──────── Dataset extract

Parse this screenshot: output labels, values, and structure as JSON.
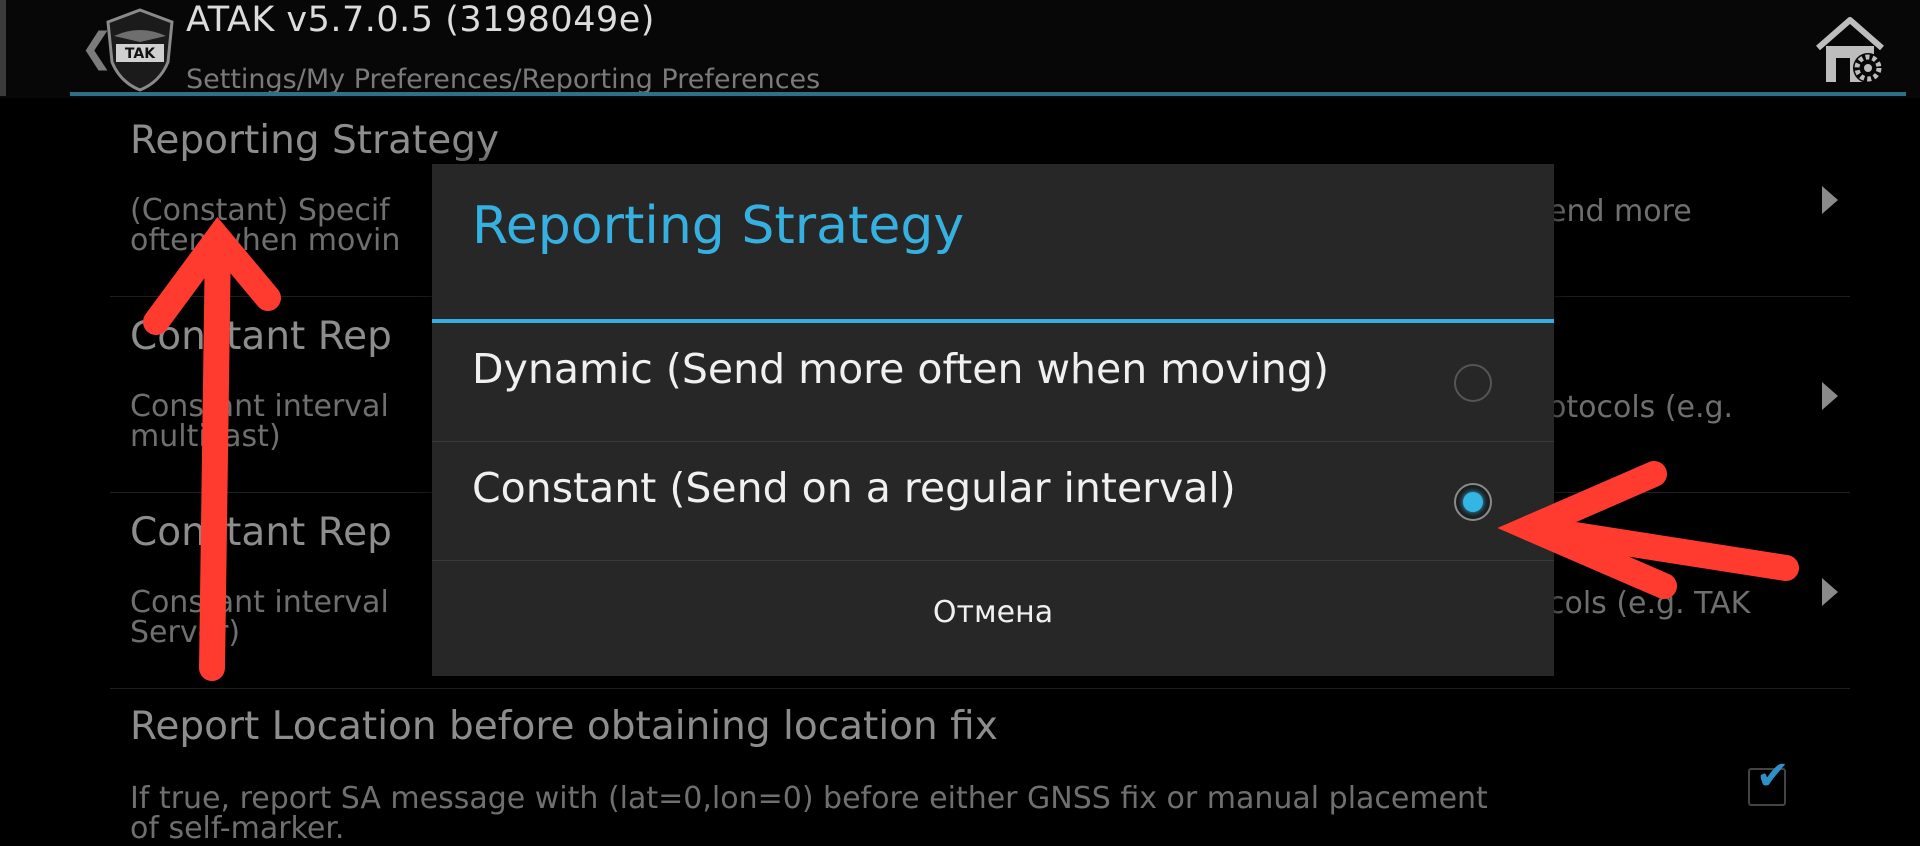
{
  "header": {
    "back_glyph": "❮",
    "logo_icon": "tak-shield-logo-icon",
    "logo_text": "TAK",
    "title": "ATAK v5.7.0.5 (3198049e)",
    "breadcrumb": "Settings/My Preferences/Reporting Preferences",
    "home_settings_icon": "home-settings-icon"
  },
  "preferences": [
    {
      "title": "Reporting Strategy",
      "desc_line1": "(Constant) Specif",
      "desc_line2": "often when movin",
      "desc_right": "end more"
    },
    {
      "title": "Constant Rep",
      "desc_line1": "Constant interval",
      "desc_line2": "multicast)",
      "desc_right": "otocols (e.g."
    },
    {
      "title": "Constant Rep",
      "desc_line1": "Constant interval",
      "desc_line2": "Server)",
      "desc_right": "cols (e.g. TAK"
    },
    {
      "title": "Report Location before obtaining location fix",
      "desc_line1": "If true, report SA message with (lat=0,lon=0) before either GNSS fix or manual placement",
      "desc_line2": "of self-marker.",
      "checked": true
    }
  ],
  "dialog": {
    "title": "Reporting Strategy",
    "options": [
      {
        "label": "Dynamic (Send more often when moving)",
        "selected": false
      },
      {
        "label": "Constant (Send on a regular interval)",
        "selected": true
      }
    ],
    "cancel_label": "Отмена"
  },
  "colors": {
    "accent": "#33b5e5",
    "annotation_arrow": "#ff3b30"
  }
}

────────────────

- _Stated task_
Across the records above, count the lines holding "before" and reply with that number alone.

- _Result_
2